What you should do - Retype the records that come next, word for word.

Exercise inputs -

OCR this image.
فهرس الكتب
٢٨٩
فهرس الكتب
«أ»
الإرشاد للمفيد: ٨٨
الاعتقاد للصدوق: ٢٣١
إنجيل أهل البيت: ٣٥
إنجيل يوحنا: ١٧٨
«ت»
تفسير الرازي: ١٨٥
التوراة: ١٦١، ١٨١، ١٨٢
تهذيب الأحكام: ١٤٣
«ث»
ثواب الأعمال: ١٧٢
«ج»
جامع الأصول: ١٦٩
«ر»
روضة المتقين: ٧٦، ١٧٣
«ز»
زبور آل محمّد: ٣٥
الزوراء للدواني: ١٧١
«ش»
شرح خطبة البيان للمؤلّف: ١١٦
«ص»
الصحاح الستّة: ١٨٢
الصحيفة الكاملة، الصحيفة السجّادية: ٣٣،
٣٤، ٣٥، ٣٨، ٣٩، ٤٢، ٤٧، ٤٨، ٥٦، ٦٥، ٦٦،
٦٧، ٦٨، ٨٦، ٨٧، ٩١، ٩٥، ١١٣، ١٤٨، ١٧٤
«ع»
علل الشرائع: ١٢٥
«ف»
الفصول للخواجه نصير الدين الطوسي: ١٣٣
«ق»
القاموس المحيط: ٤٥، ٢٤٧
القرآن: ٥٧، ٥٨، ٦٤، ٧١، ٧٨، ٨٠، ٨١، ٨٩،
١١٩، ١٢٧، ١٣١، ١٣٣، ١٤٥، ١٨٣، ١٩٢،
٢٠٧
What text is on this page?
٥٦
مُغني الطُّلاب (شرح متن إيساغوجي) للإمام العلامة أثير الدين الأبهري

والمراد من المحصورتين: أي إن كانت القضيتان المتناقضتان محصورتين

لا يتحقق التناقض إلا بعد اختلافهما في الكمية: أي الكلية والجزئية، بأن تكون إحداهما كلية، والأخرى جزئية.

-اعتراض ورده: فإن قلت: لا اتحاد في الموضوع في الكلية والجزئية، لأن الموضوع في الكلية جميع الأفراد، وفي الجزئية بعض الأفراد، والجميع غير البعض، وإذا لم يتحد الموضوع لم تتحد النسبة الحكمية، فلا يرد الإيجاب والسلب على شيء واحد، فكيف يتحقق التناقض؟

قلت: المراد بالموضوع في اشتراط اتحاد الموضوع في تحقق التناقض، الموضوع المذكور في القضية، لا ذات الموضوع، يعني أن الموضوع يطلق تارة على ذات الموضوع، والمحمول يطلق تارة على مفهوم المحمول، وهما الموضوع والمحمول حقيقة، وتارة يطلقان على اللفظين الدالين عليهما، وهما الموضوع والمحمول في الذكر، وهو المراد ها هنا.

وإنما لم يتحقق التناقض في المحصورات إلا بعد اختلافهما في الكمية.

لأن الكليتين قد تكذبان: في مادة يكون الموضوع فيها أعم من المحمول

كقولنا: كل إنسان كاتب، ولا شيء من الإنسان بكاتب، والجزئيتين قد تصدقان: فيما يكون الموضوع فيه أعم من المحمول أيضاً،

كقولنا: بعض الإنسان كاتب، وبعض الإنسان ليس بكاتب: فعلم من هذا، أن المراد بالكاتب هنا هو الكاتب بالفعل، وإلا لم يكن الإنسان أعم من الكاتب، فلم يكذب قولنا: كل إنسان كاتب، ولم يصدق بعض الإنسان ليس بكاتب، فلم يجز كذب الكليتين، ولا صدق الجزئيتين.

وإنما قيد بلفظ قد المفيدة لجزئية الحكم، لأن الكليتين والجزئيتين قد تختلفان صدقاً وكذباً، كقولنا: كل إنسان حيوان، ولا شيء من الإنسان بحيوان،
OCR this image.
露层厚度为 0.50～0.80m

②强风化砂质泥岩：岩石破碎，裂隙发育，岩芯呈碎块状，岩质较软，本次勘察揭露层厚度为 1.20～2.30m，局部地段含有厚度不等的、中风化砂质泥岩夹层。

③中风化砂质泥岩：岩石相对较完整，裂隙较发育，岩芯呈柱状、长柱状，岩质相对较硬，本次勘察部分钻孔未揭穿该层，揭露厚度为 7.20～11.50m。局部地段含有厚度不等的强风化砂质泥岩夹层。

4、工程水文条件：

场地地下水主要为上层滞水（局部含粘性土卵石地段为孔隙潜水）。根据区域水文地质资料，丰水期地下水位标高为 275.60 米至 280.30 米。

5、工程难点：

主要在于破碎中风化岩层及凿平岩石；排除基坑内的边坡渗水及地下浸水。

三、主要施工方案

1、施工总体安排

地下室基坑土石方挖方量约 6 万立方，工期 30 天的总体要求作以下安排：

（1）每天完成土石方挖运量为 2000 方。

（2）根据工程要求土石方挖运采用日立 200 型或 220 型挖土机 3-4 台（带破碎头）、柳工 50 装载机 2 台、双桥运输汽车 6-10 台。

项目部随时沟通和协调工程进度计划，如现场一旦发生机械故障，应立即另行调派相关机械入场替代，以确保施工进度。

Completed task -
OCR this image.
فهرس الكتب
٢٨٩
فهرس الكتب
«أ»
الإرشاد للمفيد: ٨٨
الاعتقاد للصدوق: ٢٣١
إنجيل أهل البيت: ٣٥
إنجيل يوحنا: ١٧٨
«ت»
تفسير الرازي: ١٨٥
التوراة: ١٦١، ١٨١، ١٨٢
تهذيب الأحكام: ١٤٣
«ث»
ثواب الأعمال: ١٧٢
«ج»
جامع الأصول: ١٦٩
«ر»
روضة المتقين: ٧٦، ١٧٣
«ز»
زبور آل محمّد: ٣٥
الزوراء للدواني: ١٧١
«ش»
شرح خطبة البيان للمؤلّف: ١١٦
«ص»
الصحاح الستّة: ١٨٢
الصحيفة الكاملة، الصحيفة السجّادية: ٣٣،
٣٤، ٣٥، ٣٨، ٣٩، ٤٢، ٤٧، ٤٨، ٥٦، ٦٥، ٦٦،
٦٧، ٦٨، ٨٦، ٨٧، ٩١، ٩٥، ١١٣، ١٤٨، ١٧٤
«ع»
علل الشرائع: ١٢٥
«ف»
الفصول للخواجه نصير الدين الطوسي: ١٣٣
«ق»
القاموس المحيط: ٤٥، ٢٤٧
القرآن: ٥٧، ٥٨، ٦٤، ٧١، ٧٨، ٨٠، ٨١، ٨٩،
١١٩، ١٢٧، ١٣١، ١٣٣، ١٤٥، ١٨٣، ١٩٢،
٢٠٧
What text is on this page?
٥٦
مُغني الطُّلاب (شرح متن إيساغوجي) للإمام العلامة أثير الدين الأبهري

والمراد من المحصورتين: أي إن كانت القضيتان المتناقضتان محصورتين

لا يتحقق التناقض إلا بعد اختلافهما في الكمية: أي الكلية والجزئية، بأن تكون إحداهما كلية، والأخرى جزئية.

-اعتراض ورده: فإن قلت: لا اتحاد في الموضوع في الكلية والجزئية، لأن الموضوع في الكلية جميع الأفراد، وفي الجزئية بعض الأفراد، والجميع غير البعض، وإذا لم يتحد الموضوع لم تتحد النسبة الحكمية، فلا يرد الإيجاب والسلب على شيء واحد، فكيف يتحقق التناقض؟

قلت: المراد بالموضوع في اشتراط اتحاد الموضوع في تحقق التناقض، الموضوع المذكور في القضية، لا ذات الموضوع، يعني أن الموضوع يطلق تارة على ذات الموضوع، والمحمول يطلق تارة على مفهوم المحمول، وهما الموضوع والمحمول حقيقة، وتارة يطلقان على اللفظين الدالين عليهما، وهما الموضوع والمحمول في الذكر، وهو المراد ها هنا.

وإنما لم يتحقق التناقض في المحصورات إلا بعد اختلافهما في الكمية.

لأن الكليتين قد تكذبان: في مادة يكون الموضوع فيها أعم من المحمول

كقولنا: كل إنسان كاتب، ولا شيء من الإنسان بكاتب، والجزئيتين قد تصدقان: فيما يكون الموضوع فيه أعم من المحمول أيضاً،

كقولنا: بعض الإنسان كاتب، وبعض الإنسان ليس بكاتب: فعلم من هذا، أن المراد بالكاتب هنا هو الكاتب بالفعل، وإلا لم يكن الإنسان أعم من الكاتب، فلم يكذب قولنا: كل إنسان كاتب، ولم يصدق بعض الإنسان ليس بكاتب، فلم يجز كذب الكليتين، ولا صدق الجزئيتين.

وإنما قيد بلفظ قد المفيدة لجزئية الحكم، لأن الكليتين والجزئيتين قد تختلفان صدقاً وكذباً، كقولنا: كل إنسان حيوان، ولا شيء من الإنسان بحيوان،
OCR this image.
露层厚度为 0.50～0.80m

②强风化砂质泥岩：岩石破碎，裂隙发育，岩芯呈碎块状，岩质较软，本次勘察揭露层厚度为 1.20～2.30m，局部地段含有厚度不等的、中风化砂质泥岩夹层。

③中风化砂质泥岩：岩石相对较完整，裂隙较发育，岩芯呈柱状、长柱状，岩质相对较硬，本次勘察部分钻孔未揭穿该层，揭露厚度为 7.20～11.50m。局部地段含有厚度不等的强风化砂质泥岩夹层。

4、工程水文条件：

场地地下水主要为上层滞水（局部含粘性土卵石地段为孔隙潜水）。根据区域水文地质资料，丰水期地下水位标高为 275.60 米至 280.30 米。

5、工程难点：

主要在于破碎中风化岩层及凿平岩石；排除基坑内的边坡渗水及地下浸水。

三、主要施工方案

1、施工总体安排

地下室基坑土石方挖方量约 6 万立方，工期 30 天的总体要求作以下安排：

（1）每天完成土石方挖运量为 2000 方。

（2）根据工程要求土石方挖运采用日立 200 型或 220 型挖土机 3-4 台（带破碎头）、柳工 50 装载机 2 台、双桥运输汽车 6-10 台。

项目部随时沟通和协调工程进度计划，如现场一旦发生机械故障，应立即另行调派相关机械入场替代，以确保施工进度。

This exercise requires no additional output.